Exercise task ::
Rewrite the data below as a JSON list of strings, with one string per line and blank lines omitted.

Rows ::
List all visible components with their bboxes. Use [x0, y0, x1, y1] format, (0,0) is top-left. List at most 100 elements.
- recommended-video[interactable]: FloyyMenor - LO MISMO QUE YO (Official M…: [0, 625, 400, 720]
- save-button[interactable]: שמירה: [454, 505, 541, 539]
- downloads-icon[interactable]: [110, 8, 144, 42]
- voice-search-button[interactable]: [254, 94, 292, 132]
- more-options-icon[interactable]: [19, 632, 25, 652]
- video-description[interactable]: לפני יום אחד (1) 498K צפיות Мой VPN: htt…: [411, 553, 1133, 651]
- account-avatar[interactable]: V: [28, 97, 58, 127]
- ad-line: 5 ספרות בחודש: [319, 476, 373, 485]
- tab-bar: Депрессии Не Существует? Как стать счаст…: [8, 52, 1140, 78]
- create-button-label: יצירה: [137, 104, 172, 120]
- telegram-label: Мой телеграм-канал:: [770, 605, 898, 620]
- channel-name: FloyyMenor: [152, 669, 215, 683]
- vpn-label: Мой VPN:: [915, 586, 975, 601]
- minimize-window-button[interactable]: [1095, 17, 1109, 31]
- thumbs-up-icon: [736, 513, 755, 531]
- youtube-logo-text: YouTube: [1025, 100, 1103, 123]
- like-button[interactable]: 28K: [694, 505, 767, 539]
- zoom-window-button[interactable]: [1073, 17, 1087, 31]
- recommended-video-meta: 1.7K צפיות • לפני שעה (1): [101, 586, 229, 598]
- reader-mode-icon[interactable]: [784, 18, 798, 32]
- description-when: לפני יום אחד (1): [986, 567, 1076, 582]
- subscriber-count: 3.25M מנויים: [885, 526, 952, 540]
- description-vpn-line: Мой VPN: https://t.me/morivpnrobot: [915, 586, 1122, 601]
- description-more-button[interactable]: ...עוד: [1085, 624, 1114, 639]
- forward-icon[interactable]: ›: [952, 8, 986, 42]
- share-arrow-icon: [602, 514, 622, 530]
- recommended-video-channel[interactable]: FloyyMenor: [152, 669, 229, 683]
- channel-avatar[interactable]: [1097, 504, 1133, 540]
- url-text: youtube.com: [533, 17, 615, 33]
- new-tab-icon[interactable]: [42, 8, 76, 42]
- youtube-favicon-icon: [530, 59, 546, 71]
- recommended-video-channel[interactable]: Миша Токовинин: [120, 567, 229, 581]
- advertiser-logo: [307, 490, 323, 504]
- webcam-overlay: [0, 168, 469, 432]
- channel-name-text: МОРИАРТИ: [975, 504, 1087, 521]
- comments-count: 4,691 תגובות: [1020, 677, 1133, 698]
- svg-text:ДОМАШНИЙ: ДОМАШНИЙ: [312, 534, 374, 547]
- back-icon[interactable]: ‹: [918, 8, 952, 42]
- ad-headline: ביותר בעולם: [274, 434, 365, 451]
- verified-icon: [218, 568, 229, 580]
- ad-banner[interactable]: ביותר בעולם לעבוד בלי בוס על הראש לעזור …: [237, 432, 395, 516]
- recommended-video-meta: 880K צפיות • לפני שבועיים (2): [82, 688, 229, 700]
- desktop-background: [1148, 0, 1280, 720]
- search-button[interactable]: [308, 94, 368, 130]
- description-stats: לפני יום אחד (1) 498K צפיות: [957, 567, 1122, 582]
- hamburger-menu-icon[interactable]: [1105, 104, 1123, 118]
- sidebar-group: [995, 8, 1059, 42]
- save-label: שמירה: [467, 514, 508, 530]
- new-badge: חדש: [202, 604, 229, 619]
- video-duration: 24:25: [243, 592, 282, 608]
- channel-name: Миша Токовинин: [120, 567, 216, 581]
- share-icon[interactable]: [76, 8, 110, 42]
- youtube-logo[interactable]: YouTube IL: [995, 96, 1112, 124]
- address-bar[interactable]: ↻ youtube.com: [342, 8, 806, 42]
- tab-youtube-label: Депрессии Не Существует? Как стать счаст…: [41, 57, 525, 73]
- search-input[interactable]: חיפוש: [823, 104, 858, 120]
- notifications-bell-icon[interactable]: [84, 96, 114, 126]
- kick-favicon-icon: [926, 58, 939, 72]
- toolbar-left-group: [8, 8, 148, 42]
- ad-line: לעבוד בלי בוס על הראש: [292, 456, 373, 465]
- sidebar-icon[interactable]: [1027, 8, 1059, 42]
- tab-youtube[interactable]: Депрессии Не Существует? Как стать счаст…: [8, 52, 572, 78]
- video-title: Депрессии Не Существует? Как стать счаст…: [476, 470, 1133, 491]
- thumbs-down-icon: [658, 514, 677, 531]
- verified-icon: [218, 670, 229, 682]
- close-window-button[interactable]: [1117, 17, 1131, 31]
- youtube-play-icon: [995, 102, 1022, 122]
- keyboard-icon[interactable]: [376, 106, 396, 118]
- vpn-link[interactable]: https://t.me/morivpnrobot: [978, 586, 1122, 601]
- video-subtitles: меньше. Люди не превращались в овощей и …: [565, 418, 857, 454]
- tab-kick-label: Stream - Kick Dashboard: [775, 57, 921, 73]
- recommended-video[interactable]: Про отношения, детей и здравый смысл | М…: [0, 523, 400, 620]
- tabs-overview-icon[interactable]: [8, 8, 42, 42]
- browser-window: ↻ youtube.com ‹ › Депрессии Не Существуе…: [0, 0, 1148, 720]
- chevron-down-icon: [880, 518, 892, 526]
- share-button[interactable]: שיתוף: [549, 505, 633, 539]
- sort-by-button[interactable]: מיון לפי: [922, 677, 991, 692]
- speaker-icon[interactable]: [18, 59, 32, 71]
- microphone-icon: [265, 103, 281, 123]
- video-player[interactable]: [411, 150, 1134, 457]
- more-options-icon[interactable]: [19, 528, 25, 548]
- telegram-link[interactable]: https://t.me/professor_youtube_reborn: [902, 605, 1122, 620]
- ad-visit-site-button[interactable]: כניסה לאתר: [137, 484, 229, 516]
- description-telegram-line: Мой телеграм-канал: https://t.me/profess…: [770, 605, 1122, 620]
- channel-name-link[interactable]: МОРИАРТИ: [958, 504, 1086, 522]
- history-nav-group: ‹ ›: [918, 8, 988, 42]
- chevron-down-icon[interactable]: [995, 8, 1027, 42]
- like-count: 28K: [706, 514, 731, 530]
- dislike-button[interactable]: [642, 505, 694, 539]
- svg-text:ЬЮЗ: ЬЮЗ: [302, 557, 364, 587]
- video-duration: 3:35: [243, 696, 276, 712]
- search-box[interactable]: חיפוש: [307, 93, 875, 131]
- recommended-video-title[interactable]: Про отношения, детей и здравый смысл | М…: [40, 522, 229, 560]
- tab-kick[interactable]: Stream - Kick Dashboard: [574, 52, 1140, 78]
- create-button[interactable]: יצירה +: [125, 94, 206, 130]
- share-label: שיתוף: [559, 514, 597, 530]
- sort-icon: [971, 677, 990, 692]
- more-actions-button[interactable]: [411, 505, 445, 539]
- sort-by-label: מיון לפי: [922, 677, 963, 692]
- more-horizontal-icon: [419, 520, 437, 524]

Answer to the exercise ::
[
  "List all visible components with their bboxes. Use [x0, y0, x1, y1] format, (0,0) is top-left. List at most 100 elements.",
  "- recommended-video[interactable]: FloyyMenor - LO MISMO QUE YO (Official M…: [0, 625, 400, 720]",
  "- save-button[interactable]: שמירה: [454, 505, 541, 539]",
  "- downloads-icon[interactable]: [110, 8, 144, 42]",
  "- voice-search-button[interactable]: [254, 94, 292, 132]",
  "- more-options-icon[interactable]: [19, 632, 25, 652]",
  "- video-description[interactable]: לפני יום אחד (1) 498K צפיות Мой VPN: htt…: [411, 553, 1133, 651]",
  "- account-avatar[interactable]: V: [28, 97, 58, 127]",
  "- ad-line: 5 ספרות בחודש: [319, 476, 373, 485]",
  "- tab-bar: Депрессии Не Существует? Как стать счаст…: [8, 52, 1140, 78]",
  "- create-button-label: יצירה: [137, 104, 172, 120]",
  "- telegram-label: Мой телеграм-канал:: [770, 605, 898, 620]",
  "- channel-name: FloyyMenor: [152, 669, 215, 683]",
  "- vpn-label: Мой VPN:: [915, 586, 975, 601]",
  "- minimize-window-button[interactable]: [1095, 17, 1109, 31]",
  "- thumbs-up-icon: [736, 513, 755, 531]",
  "- youtube-logo-text: YouTube: [1025, 100, 1103, 123]",
  "- like-button[interactable]: 28K: [694, 505, 767, 539]",
  "- zoom-window-button[interactable]: [1073, 17, 1087, 31]",
  "- recommended-video-meta: 1.7K צפיות • לפני שעה (1): [101, 586, 229, 598]",
  "- reader-mode-icon[interactable]: [784, 18, 798, 32]",
  "- description-when: לפני יום אחד (1): [986, 567, 1076, 582]",
  "- subscriber-count: 3.25M מנויים: [885, 526, 952, 540]",
  "- description-vpn-line: Мой VPN: https://t.me/morivpnrobot: [915, 586, 1122, 601]",
  "- description-more-button[interactable]: ...עוד: [1085, 624, 1114, 639]",
  "- forward-icon[interactable]: ›: [952, 8, 986, 42]",
  "- share-arrow-icon: [602, 514, 622, 530]",
  "- recommended-video-channel[interactable]: FloyyMenor: [152, 669, 229, 683]",
  "- channel-avatar[interactable]: [1097, 504, 1133, 540]",
  "- url-text: youtube.com: [533, 17, 615, 33]",
  "- new-tab-icon[interactable]: [42, 8, 76, 42]",
  "- youtube-favicon-icon: [530, 59, 546, 71]",
  "- recommended-video-channel[interactable]: Миша Токовинин: [120, 567, 229, 581]",
  "- advertiser-logo: [307, 490, 323, 504]",
  "- webcam-overlay: [0, 168, 469, 432]",
  "- channel-name-text: МОРИАРТИ: [975, 504, 1087, 521]",
  "- comments-count: 4,691 תגובות: [1020, 677, 1133, 698]",
  "- svg-text:ДОМАШНИЙ: ДОМАШНИЙ: [312, 534, 374, 547]",
  "- back-icon[interactable]: ‹: [918, 8, 952, 42]",
  "- ad-headline: ביותר בעולם: [274, 434, 365, 451]",
  "- verified-icon: [218, 568, 229, 580]",
  "- ad-banner[interactable]: ביותר בעולם לעבוד בלי בוס על הראש לעזור …: [237, 432, 395, 516]",
  "- recommended-video-meta: 880K צפיות • לפני שבועיים (2): [82, 688, 229, 700]",
  "- desktop-background: [1148, 0, 1280, 720]",
  "- search-button[interactable]: [308, 94, 368, 130]",
  "- description-stats: לפני יום אחד (1) 498K צפיות: [957, 567, 1122, 582]",
  "- hamburger-menu-icon[interactable]: [1105, 104, 1123, 118]",
  "- sidebar-group: [995, 8, 1059, 42]",
  "- save-label: שמירה: [467, 514, 508, 530]",
  "- new-badge: חדש: [202, 604, 229, 619]",
  "- video-duration: 24:25: [243, 592, 282, 608]",
  "- channel-name: Миша Токовинин: [120, 567, 216, 581]",
  "- share-icon[interactable]: [76, 8, 110, 42]",
  "- youtube-logo[interactable]: YouTube IL: [995, 96, 1112, 124]",
  "- address-bar[interactable]: ↻ youtube.com: [342, 8, 806, 42]",
  "- tab-youtube-label: Депрессии Не Существует? Как стать счаст…: [41, 57, 525, 73]",
  "- search-input[interactable]: חיפוש: [823, 104, 858, 120]",
  "- notifications-bell-icon[interactable]: [84, 96, 114, 126]",
  "- kick-favicon-icon: [926, 58, 939, 72]",
  "- toolbar-left-group: [8, 8, 148, 42]",
  "- ad-line: לעבוד בלי בוס על הראש: [292, 456, 373, 465]",
  "- sidebar-icon[interactable]: [1027, 8, 1059, 42]",
  "- tab-youtube[interactable]: Депрессии Не Существует? Как стать счаст…: [8, 52, 572, 78]",
  "- video-title: Депрессии Не Существует? Как стать счаст…: [476, 470, 1133, 491]",
  "- thumbs-down-icon: [658, 514, 677, 531]",
  "- verified-icon: [218, 670, 229, 682]",
  "- close-window-button[interactable]: [1117, 17, 1131, 31]",
  "- youtube-play-icon: [995, 102, 1022, 122]",
  "- keyboard-icon[interactable]: [376, 106, 396, 118]",
  "- vpn-link[interactable]: https://t.me/morivpnrobot: [978, 586, 1122, 601]",
  "- video-subtitles: меньше. Люди не превращались в овощей и …: [565, 418, 857, 454]",
  "- tab-kick-label: Stream - Kick Dashboard: [775, 57, 921, 73]",
  "- recommended-video[interactable]: Про отношения, детей и здравый смысл | М…: [0, 523, 400, 620]",
  "- tabs-overview-icon[interactable]: [8, 8, 42, 42]",
  "- browser-window: ↻ youtube.com ‹ › Депрессии Не Существуе…: [0, 0, 1148, 720]",
  "- chevron-down-icon: [880, 518, 892, 526]",
  "- share-button[interactable]: שיתוף: [549, 505, 633, 539]",
  "- sort-by-button[interactable]: מיון לפי: [922, 677, 991, 692]",
  "- speaker-icon[interactable]: [18, 59, 32, 71]",
  "- microphone-icon: [265, 103, 281, 123]",
  "- video-player[interactable]: [411, 150, 1134, 457]",
  "- more-options-icon[interactable]: [19, 528, 25, 548]",
  "- telegram-link[interactable]: https://t.me/professor_youtube_reborn: [902, 605, 1122, 620]",
  "- ad-visit-site-button[interactable]: כניסה לאתר: [137, 484, 229, 516]",
  "- description-telegram-line: Мой телеграм-канал: https://t.me/profess…: [770, 605, 1122, 620]",
  "- channel-name-link[interactable]: МОРИАРТИ: [958, 504, 1086, 522]",
  "- history-nav-group: ‹ ›: [918, 8, 988, 42]",
  "- chevron-down-icon[interactable]: [995, 8, 1027, 42]",
  "- like-count: 28K: [706, 514, 731, 530]",
  "- dislike-button[interactable]: [642, 505, 694, 539]",
  "- svg-text:ЬЮЗ: ЬЮЗ: [302, 557, 364, 587]",
  "- video-duration: 3:35: [243, 696, 276, 712]",
  "- search-box[interactable]: חיפוש: [307, 93, 875, 131]",
  "- recommended-video-title[interactable]: Про отношения, детей и здравый смысл | М…: [40, 522, 229, 560]",
  "- tab-kick[interactable]: Stream - Kick Dashboard: [574, 52, 1140, 78]",
  "- create-button[interactable]: יצירה +: [125, 94, 206, 130]",
  "- share-label: שיתוף: [559, 514, 597, 530]",
  "- sort-icon: [971, 677, 990, 692]",
  "- more-actions-button[interactable]: [411, 505, 445, 539]",
  "- sort-by-label: מיון לפי: [922, 677, 963, 692]",
  "- more-horizontal-icon: [419, 520, 437, 524]"
]